• EXERCISE REQUIREMENTS: Copy all the material that follows, keeping every character the same.

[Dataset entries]
------------------------------------------------

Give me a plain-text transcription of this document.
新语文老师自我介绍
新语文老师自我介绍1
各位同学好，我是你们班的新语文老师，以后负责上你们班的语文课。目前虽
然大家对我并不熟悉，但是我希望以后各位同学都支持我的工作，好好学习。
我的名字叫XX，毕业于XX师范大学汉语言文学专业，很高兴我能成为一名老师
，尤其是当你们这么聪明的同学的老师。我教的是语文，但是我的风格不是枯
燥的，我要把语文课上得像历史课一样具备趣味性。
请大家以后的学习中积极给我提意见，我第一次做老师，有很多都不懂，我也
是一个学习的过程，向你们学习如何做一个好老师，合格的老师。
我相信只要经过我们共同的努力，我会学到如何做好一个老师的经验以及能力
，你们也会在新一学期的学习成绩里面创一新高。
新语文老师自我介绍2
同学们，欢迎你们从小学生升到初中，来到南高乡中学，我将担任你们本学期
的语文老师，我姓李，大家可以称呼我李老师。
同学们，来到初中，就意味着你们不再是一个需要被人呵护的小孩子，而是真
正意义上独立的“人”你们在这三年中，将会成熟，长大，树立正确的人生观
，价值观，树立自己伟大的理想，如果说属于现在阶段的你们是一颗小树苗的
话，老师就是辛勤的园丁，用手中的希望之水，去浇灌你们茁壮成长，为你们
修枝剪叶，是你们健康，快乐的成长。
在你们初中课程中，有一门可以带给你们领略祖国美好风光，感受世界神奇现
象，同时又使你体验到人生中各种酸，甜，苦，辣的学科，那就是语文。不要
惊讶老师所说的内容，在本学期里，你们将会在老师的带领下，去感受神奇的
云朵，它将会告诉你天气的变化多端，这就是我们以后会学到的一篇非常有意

------------------------------------------------

• TASK ANSWER:
Give me a plain-text transcription of this document.
新语文老师自我介绍
新语文老师自我介绍1
各位同学好，我是你们班的新语文老师，以后负责上你们班的语文课。目前虽
然大家对我并不熟悉，但是我希望以后各位同学都支持我的工作，好好学习。
我的名字叫XX，毕业于XX师范大学汉语言文学专业，很高兴我能成为一名老师
，尤其是当你们这么聪明的同学的老师。我教的是语文，但是我的风格不是枯
燥的，我要把语文课上得像历史课一样具备趣味性。
请大家以后的学习中积极给我提意见，我第一次做老师，有很多都不懂，我也
是一个学习的过程，向你们学习如何做一个好老师，合格的老师。
我相信只要经过我们共同的努力，我会学到如何做好一个老师的经验以及能力
，你们也会在新一学期的学习成绩里面创一新高。
新语文老师自我介绍2
同学们，欢迎你们从小学生升到初中，来到南高乡中学，我将担任你们本学期
的语文老师，我姓李，大家可以称呼我李老师。
同学们，来到初中，就意味着你们不再是一个需要被人呵护的小孩子，而是真
正意义上独立的“人”你们在这三年中，将会成熟，长大，树立正确的人生观
，价值观，树立自己伟大的理想，如果说属于现在阶段的你们是一颗小树苗的
话，老师就是辛勤的园丁，用手中的希望之水，去浇灌你们茁壮成长，为你们
修枝剪叶，是你们健康，快乐的成长。
在你们初中课程中，有一门可以带给你们领略祖国美好风光，感受世界神奇现
象，同时又使你体验到人生中各种酸，甜，苦，辣的学科，那就是语文。不要
惊讶老师所说的内容，在本学期里，你们将会在老师的带领下，去感受神奇的
云朵，它将会告诉你天气的变化多端，这就是我们以后会学到的一篇非常有意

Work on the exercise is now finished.